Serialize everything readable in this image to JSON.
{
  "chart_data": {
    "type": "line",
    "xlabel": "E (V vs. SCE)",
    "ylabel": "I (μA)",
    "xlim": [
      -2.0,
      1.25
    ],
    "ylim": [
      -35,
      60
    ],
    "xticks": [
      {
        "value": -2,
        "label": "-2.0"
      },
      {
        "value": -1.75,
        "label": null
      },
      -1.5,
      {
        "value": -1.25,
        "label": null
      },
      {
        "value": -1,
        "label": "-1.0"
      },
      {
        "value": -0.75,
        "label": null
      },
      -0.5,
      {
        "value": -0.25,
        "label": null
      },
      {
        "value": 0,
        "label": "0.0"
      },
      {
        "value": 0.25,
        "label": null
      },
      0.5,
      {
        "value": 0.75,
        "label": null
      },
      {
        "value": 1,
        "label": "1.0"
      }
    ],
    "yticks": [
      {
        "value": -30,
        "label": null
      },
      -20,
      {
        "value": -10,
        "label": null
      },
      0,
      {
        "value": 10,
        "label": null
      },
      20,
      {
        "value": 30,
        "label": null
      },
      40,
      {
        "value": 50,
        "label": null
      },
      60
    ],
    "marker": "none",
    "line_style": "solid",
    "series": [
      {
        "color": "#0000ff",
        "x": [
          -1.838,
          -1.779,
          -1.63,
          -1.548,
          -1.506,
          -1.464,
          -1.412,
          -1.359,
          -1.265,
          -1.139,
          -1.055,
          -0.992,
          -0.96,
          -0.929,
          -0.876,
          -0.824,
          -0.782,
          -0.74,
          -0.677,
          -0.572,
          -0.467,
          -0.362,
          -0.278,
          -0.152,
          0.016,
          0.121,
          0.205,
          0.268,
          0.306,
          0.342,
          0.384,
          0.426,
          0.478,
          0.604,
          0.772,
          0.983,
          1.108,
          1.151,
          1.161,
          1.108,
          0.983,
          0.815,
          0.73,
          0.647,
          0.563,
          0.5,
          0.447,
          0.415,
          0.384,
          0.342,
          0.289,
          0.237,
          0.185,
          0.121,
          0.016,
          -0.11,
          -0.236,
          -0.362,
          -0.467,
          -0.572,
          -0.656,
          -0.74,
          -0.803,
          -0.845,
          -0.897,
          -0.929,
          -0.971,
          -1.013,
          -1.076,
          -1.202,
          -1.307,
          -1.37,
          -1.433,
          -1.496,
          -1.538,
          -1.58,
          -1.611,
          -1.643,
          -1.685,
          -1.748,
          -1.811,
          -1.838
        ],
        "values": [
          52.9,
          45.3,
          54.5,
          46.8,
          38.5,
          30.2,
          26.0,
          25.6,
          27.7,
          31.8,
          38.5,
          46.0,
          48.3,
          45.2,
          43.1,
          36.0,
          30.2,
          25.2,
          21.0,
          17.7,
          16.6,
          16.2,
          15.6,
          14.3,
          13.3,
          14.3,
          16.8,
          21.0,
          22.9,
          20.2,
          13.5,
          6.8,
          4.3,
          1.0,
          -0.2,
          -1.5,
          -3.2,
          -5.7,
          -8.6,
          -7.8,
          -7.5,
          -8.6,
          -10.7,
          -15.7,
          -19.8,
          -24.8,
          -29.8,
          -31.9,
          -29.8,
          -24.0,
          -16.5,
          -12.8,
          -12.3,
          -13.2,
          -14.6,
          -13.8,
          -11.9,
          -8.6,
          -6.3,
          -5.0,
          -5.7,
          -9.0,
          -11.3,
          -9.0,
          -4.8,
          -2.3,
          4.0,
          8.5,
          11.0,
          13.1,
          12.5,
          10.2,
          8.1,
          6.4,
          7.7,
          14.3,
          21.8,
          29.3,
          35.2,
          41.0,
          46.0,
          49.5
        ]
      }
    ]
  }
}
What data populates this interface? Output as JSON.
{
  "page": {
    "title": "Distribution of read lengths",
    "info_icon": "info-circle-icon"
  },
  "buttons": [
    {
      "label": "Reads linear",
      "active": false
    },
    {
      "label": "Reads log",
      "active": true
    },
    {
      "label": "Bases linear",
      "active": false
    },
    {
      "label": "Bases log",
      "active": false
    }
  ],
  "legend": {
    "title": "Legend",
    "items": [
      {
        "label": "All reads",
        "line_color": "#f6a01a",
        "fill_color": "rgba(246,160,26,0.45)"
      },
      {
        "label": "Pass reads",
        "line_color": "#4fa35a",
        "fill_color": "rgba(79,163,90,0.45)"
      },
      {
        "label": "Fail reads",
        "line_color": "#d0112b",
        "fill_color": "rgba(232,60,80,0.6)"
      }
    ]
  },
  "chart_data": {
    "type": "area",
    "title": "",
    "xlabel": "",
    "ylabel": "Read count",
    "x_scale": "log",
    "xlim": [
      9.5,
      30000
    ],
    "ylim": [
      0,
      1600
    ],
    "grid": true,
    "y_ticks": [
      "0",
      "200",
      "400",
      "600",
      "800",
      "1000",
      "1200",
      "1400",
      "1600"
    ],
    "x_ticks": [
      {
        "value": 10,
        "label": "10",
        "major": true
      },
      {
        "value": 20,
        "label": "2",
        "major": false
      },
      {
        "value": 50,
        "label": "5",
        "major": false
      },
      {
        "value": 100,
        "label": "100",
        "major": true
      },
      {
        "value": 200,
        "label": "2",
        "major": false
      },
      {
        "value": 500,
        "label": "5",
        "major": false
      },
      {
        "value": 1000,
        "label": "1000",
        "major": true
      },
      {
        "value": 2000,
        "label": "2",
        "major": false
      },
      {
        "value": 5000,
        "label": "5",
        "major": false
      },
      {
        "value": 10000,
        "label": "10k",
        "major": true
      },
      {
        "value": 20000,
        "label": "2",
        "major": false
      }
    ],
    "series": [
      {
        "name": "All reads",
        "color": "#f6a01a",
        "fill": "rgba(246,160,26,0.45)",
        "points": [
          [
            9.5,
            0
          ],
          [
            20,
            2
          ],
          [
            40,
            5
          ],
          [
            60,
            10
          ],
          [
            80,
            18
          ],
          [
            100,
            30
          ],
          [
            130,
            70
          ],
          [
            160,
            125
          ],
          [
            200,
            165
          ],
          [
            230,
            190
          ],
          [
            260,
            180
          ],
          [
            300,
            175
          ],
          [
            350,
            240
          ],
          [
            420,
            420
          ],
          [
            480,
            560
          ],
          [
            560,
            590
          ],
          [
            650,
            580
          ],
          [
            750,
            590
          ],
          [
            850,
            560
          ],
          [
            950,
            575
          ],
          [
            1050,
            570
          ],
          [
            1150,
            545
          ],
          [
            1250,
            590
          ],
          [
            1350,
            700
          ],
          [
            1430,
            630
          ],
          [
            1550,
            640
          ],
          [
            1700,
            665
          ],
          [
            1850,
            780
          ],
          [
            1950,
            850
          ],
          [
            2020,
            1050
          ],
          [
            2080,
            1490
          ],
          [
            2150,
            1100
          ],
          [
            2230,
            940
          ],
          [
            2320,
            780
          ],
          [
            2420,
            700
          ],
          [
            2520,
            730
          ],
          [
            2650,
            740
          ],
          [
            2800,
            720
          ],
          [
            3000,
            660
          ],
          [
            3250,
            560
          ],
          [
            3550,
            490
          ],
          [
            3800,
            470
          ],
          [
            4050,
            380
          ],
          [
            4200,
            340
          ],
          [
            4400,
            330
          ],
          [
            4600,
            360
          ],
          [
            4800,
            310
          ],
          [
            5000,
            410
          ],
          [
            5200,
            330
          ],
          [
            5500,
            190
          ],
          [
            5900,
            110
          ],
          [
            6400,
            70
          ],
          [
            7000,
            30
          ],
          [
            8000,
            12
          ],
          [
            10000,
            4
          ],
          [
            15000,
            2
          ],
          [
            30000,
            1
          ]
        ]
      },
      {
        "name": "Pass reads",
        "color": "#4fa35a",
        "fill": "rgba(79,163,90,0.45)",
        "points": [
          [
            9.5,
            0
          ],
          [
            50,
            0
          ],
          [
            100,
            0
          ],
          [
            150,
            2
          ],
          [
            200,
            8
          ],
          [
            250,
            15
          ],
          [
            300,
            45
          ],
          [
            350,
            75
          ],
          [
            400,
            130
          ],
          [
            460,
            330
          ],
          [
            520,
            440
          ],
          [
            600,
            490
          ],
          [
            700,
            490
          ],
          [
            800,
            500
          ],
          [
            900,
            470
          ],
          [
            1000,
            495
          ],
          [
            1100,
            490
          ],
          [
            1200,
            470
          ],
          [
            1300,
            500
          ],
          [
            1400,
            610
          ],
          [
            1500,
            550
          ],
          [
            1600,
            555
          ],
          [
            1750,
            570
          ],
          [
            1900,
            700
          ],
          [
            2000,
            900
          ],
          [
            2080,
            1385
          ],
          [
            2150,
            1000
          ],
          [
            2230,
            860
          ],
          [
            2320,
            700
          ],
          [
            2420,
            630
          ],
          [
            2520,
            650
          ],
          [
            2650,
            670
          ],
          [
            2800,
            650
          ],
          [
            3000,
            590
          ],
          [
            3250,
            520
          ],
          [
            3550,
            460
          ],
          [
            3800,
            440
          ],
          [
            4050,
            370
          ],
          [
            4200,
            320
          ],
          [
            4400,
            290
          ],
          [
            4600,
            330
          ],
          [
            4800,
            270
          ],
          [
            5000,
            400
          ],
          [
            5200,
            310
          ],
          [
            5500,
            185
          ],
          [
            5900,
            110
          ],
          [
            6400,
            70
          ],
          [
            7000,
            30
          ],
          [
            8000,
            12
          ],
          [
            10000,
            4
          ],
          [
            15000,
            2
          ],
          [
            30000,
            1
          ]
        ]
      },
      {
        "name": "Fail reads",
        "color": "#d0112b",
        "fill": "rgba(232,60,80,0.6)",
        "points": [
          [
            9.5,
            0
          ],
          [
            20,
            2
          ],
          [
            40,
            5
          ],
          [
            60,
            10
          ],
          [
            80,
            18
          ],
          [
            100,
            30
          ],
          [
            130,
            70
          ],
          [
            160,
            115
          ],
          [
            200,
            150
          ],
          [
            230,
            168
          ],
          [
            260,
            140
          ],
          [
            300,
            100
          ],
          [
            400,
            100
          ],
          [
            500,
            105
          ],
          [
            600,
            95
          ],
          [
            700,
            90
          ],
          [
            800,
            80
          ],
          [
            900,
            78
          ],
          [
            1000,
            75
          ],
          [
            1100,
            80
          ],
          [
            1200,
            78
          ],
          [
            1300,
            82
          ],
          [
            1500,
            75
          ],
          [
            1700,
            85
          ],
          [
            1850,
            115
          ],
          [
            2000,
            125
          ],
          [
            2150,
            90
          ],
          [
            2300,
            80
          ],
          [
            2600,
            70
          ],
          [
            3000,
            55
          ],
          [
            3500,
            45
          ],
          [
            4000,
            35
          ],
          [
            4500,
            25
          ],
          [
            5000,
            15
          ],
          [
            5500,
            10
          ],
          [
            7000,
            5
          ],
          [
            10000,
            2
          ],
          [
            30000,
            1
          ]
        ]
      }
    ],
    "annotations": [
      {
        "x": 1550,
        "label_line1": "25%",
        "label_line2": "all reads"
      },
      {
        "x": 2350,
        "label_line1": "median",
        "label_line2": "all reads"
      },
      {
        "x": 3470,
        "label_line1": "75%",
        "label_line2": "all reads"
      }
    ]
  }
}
────────
## Problem description
Give the number of lines in the records that contain the string "JSON", with no other output.

## Complete response
2